- OBJECTIVE -
Retype the tail of the data exactly, starting at the line containing "OCR this image." and stopping at the last line.

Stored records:
>> start
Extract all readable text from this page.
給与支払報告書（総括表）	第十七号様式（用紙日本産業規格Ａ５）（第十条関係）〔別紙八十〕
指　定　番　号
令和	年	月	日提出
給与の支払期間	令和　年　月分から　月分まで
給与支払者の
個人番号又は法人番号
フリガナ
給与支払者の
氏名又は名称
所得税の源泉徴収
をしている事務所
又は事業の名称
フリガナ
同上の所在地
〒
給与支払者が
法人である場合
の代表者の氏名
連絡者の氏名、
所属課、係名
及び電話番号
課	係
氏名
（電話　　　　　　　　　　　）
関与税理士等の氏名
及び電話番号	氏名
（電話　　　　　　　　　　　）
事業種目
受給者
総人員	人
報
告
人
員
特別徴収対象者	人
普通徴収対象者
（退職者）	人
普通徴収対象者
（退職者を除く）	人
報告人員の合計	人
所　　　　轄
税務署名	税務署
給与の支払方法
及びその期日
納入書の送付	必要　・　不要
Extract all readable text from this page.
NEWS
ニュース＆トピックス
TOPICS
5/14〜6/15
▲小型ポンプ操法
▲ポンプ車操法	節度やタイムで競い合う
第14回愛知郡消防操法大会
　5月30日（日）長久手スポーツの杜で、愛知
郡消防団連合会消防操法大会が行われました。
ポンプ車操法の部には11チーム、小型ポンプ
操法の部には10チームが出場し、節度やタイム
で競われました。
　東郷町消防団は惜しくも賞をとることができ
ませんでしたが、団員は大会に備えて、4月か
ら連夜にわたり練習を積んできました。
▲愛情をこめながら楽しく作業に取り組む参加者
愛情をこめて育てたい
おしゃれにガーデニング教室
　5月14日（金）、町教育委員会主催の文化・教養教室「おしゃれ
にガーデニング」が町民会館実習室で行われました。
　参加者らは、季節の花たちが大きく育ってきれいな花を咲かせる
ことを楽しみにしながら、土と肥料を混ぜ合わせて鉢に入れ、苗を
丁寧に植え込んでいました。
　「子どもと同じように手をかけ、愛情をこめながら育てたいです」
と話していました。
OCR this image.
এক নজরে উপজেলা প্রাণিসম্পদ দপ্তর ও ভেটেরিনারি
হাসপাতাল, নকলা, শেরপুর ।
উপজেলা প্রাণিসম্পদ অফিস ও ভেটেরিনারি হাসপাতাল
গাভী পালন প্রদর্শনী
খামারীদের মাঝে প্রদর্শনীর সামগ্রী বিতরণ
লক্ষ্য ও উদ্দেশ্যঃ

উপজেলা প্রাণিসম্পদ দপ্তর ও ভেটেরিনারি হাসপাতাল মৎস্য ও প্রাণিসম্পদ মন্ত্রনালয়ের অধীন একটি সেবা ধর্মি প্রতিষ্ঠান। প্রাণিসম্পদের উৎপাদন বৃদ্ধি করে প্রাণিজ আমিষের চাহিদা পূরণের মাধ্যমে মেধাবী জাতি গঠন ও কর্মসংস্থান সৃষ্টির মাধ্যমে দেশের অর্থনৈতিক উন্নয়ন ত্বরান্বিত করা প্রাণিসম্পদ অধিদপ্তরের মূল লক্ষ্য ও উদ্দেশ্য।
>> end
- FINISHED TASK -
OCR this image.
এক নজরে উপজেলা প্রাণিসম্পদ দপ্তর ও ভেটেরিনারি
হাসপাতাল, নকলা, শেরপুর ।
উপজেলা প্রাণিসম্পদ অফিস ও ভেটেরিনারি হাসপাতাল
গাভী পালন প্রদর্শনী
খামারীদের মাঝে প্রদর্শনীর সামগ্রী বিতরণ
লক্ষ্য ও উদ্দেশ্যঃ

উপজেলা প্রাণিসম্পদ দপ্তর ও ভেটেরিনারি হাসপাতাল মৎস্য ও প্রাণিসম্পদ মন্ত্রনালয়ের অধীন একটি সেবা ধর্মি প্রতিষ্ঠান। প্রাণিসম্পদের উৎপাদন বৃদ্ধি করে প্রাণিজ আমিষের চাহিদা পূরণের মাধ্যমে মেধাবী জাতি গঠন ও কর্মসংস্থান সৃষ্টির মাধ্যমে দেশের অর্থনৈতিক উন্নয়ন ত্বরান্বিত করা প্রাণিসম্পদ অধিদপ্তরের মূল লক্ষ্য ও উদ্দেশ্য।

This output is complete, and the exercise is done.